◆ **TO DO**
Make an exact copy of the entries below with the pictures removed.

[Records from a data collection]
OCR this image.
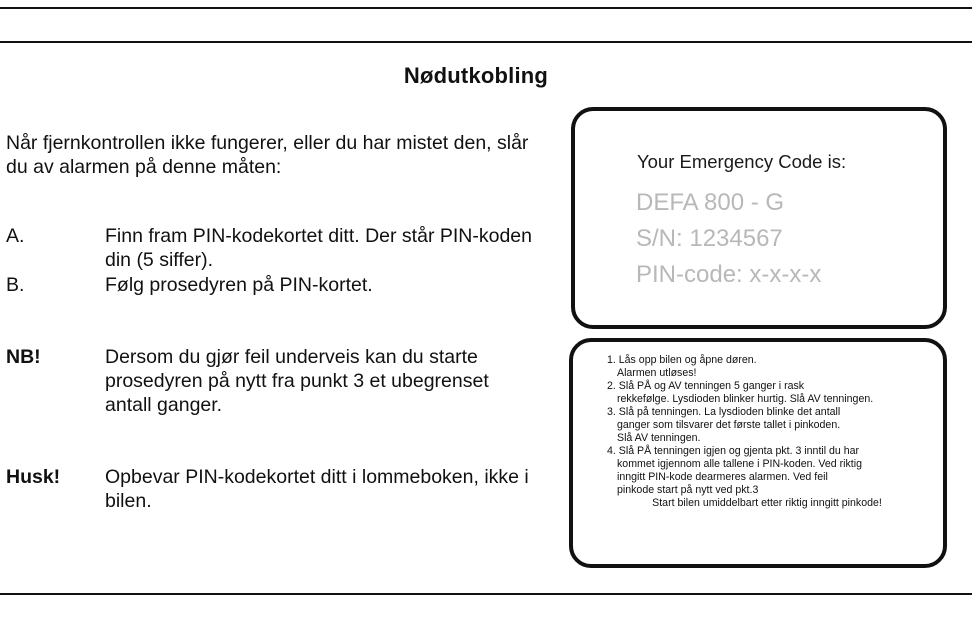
Nødutkobling
Når fjernkontrollen ikke fungerer, eller du har mistet den, slår du av alarmen på denne måten:
A.	Finn fram PIN-kodekortet ditt. Der står PIN-koden din (5 siffer).
B.	Følg prosedyren på PIN-kortet.
NB!	Dersom du gjør feil underveis kan du starte prosedyren på nytt fra punkt 3 et ubegrenset antall ganger.
Husk!	Opbevar PIN-kodekortet ditt i lommeboken, ikke i bilen.
Your Emergency Code is:
DEFA 800 - G
S/N: 1234567
PIN-code: x-x-x-x
1. Lås opp bilen og åpne døren.
Alarmen utløses!
2. Slå PÅ og AV tenningen 5 ganger i rask
rekkefølge. Lysdioden blinker hurtig. Slå AV tenningen.
3. Slå på tenningen. La lysdioden blinke det antall
ganger som tilsvarer det første tallet i pinkoden.
Slå AV tenningen.
4. Slå PÅ tenningen igjen og gjenta pkt. 3 inntil du har
kommet igjennom alle tallene i PIN-koden. Ved riktig
inngitt PIN-kode dearmeres alarmen. Ved feil
pinkode start på nytt ved pkt.3
Start bilen umiddelbart etter riktig inngitt pinkode!
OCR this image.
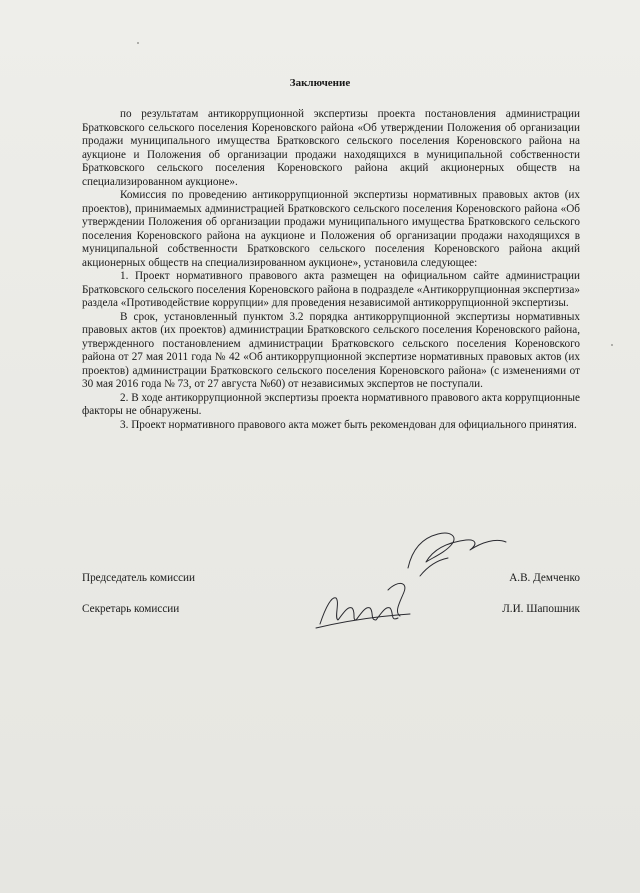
Заключение

по результатам антикоррупционной экспертизы проекта постановления администрации Братковского сельского поселения Кореновского района «Об утверждении Положения об организации продажи муниципального имущества Братковского сельского поселения Кореновского района на аукционе и Положения об организации продажи находящихся в муниципальной собственности Братковского сельского поселения Кореновского района акций акционерных обществ на специализированном аукционе».

Комиссия по проведению антикоррупционной экспертизы нормативных правовых актов (их проектов), принимаемых администрацией Братковского сельского поселения Кореновского района «Об утверждении Положения об организации продажи муниципального имущества Братковского сельского поселения Кореновского района на аукционе и Положения об организации продажи находящихся в муниципальной собственности Братковского сельского поселения Кореновского района акций акционерных обществ на специализированном аукционе», установила следующее:

1. Проект нормативного правового акта размещен на официальном сайте администрации Братковского сельского поселения Кореновского района в подразделе «Антикоррупционная экспертиза» раздела «Противодействие коррупции» для проведения независимой антикоррупционной экспертизы.

В срок, установленный пунктом 3.2 порядка антикоррупционной экспертизы нормативных правовых актов (их проектов) администрации Братковского сельского поселения Кореновского района, утвержденного постановлением администрации Братковского сельского поселения Кореновского района от 27 мая 2011 года № 42 «Об антикоррупционной экспертизе нормативных правовых актов (их проектов) администрации Братковского сельского поселения Кореновского района» (с изменениями от 30 мая 2016 года № 73, от 27 августа №60) от независимых экспертов не поступали.

2. В ходе антикоррупционной экспертизы проекта нормативного правового акта коррупционные факторы не обнаружены.

3. Проект нормативного правового акта может быть рекомендован для официального принятия.

Председатель комиссии	А.В. Демченко
Секретарь комиссии	Л.И. Шапошник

◆ **SOLUTION**
OCR this image.
Nødutkobling
Når fjernkontrollen ikke fungerer, eller du har mistet den, slår du av alarmen på denne måten:
A.	Finn fram PIN-kodekortet ditt. Der står PIN-koden din (5 siffer).
B.	Følg prosedyren på PIN-kortet.
NB!	Dersom du gjør feil underveis kan du starte prosedyren på nytt fra punkt 3 et ubegrenset antall ganger.
Husk!	Opbevar PIN-kodekortet ditt i lommeboken, ikke i bilen.
Your Emergency Code is:
DEFA 800 - G
S/N: 1234567
PIN-code: x-x-x-x
1. Lås opp bilen og åpne døren.
Alarmen utløses!
2. Slå PÅ og AV tenningen 5 ganger i rask
rekkefølge. Lysdioden blinker hurtig. Slå AV tenningen.
3. Slå på tenningen. La lysdioden blinke det antall
ganger som tilsvarer det første tallet i pinkoden.
Slå AV tenningen.
4. Slå PÅ tenningen igjen og gjenta pkt. 3 inntil du har
kommet igjennom alle tallene i PIN-koden. Ved riktig
inngitt PIN-kode dearmeres alarmen. Ved feil
pinkode start på nytt ved pkt.3
Start bilen umiddelbart etter riktig inngitt pinkode!
OCR this image.
Заключение

по результатам антикоррупционной экспертизы проекта постановления администрации Братковского сельского поселения Кореновского района «Об утверждении Положения об организации продажи муниципального имущества Братковского сельского поселения Кореновского района на аукционе и Положения об организации продажи находящихся в муниципальной собственности Братковского сельского поселения Кореновского района акций акционерных обществ на специализированном аукционе».

Комиссия по проведению антикоррупционной экспертизы нормативных правовых актов (их проектов), принимаемых администрацией Братковского сельского поселения Кореновского района «Об утверждении Положения об организации продажи муниципального имущества Братковского сельского поселения Кореновского района на аукционе и Положения об организации продажи находящихся в муниципальной собственности Братковского сельского поселения Кореновского района акций акционерных обществ на специализированном аукционе», установила следующее:

1. Проект нормативного правового акта размещен на официальном сайте администрации Братковского сельского поселения Кореновского района в подразделе «Антикоррупционная экспертиза» раздела «Противодействие коррупции» для проведения независимой антикоррупционной экспертизы.

В срок, установленный пунктом 3.2 порядка антикоррупционной экспертизы нормативных правовых актов (их проектов) администрации Братковского сельского поселения Кореновского района, утвержденного постановлением администрации Братковского сельского поселения Кореновского района от 27 мая 2011 года № 42 «Об антикоррупционной экспертизе нормативных правовых актов (их проектов) администрации Братковского сельского поселения Кореновского района» (с изменениями от 30 мая 2016 года № 73, от 27 августа №60) от независимых экспертов не поступали.

2. В ходе антикоррупционной экспертизы проекта нормативного правового акта коррупционные факторы не обнаружены.

3. Проект нормативного правового акта может быть рекомендован для официального принятия.

Председатель комиссии	А.В. Демченко
Секретарь комиссии	Л.И. Шапошник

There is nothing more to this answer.